◆ **Text block**
··········
Silicon Valley in the 1980s was the hub of an international drug trafficking network that fueled technological innovation and criminalized black people
If ever there was a white paradise, it was Silicon Valley in the 1980s. We called them geniuses and wizards. Inventors and entrepreneurs. Industry titans, and even a few free-thinking hippies who believed they were gods, powerful enough to shape technology to their will.
This white cast of characters populated the world’s largest high tech hub at a rate of nearly 75%. Absorbed 80% of the area’s generated income. Owned the vast majority of its homes. Commanded double the per capita income of black people living in the area.
And they needed endless fuel to power their high tech dreams.
Cocaine was tailor-made to fit the valley’s technological and entrepreneurial ethos – endless workdays, relentless competition, the obsessive need to innovate. The drug traded hands as quickly as the latest packet-switching technology. IBM, Lockheed, Syntex, Hewlett-Packard – the “white lady” was passed around the iconic tech companies of the time by bathroom attendants, shoe shine boys, mailroom clerks and sometimes even a stranger with a pager from off the street. In broad daylight they distributed so much cocaine – DEA agents in the Valley seized 374 pounds of cocaine in 1986 and 1,000 pounds the following year – that insurance companies raised the premiums of high-tech workers in order to cover the additional health risks.
··········
◆ **Material shown**
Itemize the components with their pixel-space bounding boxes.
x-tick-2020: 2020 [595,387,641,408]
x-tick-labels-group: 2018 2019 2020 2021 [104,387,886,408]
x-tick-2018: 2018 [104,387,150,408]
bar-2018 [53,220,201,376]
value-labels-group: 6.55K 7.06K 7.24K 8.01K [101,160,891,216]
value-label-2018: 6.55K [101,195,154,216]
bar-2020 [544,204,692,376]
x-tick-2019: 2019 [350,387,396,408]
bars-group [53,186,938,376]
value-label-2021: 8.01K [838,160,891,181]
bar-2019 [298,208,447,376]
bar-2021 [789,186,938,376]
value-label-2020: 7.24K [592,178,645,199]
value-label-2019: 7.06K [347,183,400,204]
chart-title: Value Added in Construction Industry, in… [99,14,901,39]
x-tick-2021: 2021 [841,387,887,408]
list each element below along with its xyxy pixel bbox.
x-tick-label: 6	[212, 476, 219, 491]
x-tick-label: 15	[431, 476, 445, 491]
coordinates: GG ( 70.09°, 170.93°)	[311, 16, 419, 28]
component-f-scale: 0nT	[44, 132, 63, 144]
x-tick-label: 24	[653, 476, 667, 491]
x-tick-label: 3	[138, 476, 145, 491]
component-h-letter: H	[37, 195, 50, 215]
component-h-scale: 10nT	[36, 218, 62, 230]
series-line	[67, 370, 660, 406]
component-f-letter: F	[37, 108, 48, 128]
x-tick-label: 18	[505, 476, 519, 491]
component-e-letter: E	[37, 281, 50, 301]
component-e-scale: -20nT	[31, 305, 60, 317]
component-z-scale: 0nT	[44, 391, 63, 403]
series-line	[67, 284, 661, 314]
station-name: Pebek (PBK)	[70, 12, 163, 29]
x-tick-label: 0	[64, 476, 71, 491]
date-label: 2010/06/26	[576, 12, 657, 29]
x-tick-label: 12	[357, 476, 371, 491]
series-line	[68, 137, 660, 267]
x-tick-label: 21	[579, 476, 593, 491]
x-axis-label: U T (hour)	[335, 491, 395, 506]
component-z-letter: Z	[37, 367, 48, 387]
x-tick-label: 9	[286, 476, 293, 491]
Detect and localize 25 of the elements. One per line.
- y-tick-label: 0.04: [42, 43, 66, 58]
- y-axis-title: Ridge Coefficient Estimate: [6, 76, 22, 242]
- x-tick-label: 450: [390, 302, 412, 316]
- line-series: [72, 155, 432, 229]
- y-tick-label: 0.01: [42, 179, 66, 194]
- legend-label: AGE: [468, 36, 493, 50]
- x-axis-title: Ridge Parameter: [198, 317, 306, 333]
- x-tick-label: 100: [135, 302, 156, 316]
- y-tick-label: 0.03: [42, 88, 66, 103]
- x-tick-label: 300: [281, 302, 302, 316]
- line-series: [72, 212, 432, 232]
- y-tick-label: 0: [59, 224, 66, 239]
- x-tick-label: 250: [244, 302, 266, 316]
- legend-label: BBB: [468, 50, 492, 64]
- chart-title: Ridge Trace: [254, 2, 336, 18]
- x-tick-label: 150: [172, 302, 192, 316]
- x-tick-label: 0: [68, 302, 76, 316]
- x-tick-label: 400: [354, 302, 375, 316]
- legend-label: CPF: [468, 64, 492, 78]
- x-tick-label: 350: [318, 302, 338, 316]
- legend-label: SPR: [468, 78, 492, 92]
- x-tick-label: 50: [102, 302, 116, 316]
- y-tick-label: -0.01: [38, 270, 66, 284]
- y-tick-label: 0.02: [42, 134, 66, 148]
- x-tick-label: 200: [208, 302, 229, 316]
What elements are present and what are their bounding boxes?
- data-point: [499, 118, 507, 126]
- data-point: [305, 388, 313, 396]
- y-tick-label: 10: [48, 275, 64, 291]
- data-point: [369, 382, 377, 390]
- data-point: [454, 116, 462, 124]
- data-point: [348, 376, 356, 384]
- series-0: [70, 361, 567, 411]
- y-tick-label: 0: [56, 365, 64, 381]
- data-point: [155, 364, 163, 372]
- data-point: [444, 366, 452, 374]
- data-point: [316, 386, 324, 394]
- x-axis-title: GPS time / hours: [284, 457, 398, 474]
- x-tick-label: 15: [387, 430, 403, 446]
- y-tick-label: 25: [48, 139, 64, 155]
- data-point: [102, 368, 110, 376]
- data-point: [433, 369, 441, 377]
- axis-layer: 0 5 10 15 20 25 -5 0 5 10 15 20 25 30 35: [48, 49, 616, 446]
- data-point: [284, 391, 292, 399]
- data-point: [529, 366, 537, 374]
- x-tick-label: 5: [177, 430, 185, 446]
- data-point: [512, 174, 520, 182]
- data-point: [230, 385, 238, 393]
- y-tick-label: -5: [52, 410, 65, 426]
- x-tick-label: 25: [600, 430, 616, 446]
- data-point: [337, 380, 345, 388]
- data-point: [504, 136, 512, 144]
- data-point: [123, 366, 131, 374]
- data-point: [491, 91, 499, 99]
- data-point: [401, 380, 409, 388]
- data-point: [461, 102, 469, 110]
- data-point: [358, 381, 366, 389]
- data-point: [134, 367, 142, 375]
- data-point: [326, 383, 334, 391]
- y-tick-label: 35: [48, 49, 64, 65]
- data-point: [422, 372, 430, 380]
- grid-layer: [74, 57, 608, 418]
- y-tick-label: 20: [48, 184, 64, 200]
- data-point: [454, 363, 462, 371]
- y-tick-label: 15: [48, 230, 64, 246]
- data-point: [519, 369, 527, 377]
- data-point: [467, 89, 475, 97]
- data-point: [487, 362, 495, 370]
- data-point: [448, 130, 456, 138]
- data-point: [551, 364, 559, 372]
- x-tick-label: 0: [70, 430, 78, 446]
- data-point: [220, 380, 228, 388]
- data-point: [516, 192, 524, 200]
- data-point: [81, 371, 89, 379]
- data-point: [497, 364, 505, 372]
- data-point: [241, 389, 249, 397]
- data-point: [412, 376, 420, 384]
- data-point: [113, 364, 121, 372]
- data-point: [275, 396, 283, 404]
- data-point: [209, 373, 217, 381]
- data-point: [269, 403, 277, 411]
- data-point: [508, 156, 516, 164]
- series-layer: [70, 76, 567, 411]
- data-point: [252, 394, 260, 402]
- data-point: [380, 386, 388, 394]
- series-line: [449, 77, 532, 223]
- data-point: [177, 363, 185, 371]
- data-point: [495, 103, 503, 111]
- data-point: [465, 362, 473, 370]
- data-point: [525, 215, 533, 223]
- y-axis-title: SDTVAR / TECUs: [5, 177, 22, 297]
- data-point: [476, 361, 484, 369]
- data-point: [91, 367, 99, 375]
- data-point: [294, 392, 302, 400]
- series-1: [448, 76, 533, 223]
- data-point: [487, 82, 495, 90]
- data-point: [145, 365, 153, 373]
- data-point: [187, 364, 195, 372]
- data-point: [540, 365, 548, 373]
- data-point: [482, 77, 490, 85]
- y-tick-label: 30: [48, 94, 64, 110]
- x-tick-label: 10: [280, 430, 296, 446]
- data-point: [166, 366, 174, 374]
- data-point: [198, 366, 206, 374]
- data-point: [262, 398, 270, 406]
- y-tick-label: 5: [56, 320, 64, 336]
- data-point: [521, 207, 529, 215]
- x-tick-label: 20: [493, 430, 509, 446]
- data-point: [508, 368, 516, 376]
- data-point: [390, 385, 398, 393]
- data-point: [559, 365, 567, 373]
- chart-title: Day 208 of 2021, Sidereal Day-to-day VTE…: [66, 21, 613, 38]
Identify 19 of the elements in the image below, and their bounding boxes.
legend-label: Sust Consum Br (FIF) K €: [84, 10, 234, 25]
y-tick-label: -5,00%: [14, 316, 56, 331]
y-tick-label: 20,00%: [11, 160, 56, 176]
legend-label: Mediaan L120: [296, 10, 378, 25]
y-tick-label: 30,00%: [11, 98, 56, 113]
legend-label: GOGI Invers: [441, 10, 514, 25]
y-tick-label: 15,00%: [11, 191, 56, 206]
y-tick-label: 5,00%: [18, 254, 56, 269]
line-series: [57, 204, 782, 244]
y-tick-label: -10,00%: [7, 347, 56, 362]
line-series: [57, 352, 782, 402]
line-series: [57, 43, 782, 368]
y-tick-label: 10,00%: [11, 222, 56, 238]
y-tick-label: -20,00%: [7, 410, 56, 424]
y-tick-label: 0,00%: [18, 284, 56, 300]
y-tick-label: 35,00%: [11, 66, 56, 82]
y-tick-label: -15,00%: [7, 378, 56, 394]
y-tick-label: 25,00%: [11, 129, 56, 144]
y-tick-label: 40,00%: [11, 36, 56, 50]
··········
◆ **Parts of the exercise**
A: Which tech companies does the Silicon Valley text name?
B: Reproduce the Silicon Valley text word for word, starting at "Silicon Valley in the 1980s was" and going up to and including "in the area.".
C: According to the Silicon Valley text, how much cocaine did DEA agents in the Valley seize in 1986?
Answer using only the Silicon Valley text.

◆ **Answers provided**
A: IBM, Lockheed, Syntex, Hewlett-Packard

B:
Silicon Valley in the 1980s was the hub of an international drug trafficking network that fueled technological innovation and criminalized black people
If ever there was a white paradise, it was Silicon Valley in the 1980s. We called them geniuses and wizards. Inventors and entrepreneurs. Industry titans, and even a few free-thinking hippies who believed they were gods, powerful enough to shape technology to their will.
This white cast of characters populated the world’s largest high tech hub at a rate of nearly 75%. Absorbed 80% of the area’s generated income. Owned the vast majority of its homes. Commanded double the per capita income of black people living in the area.

C: 374 pounds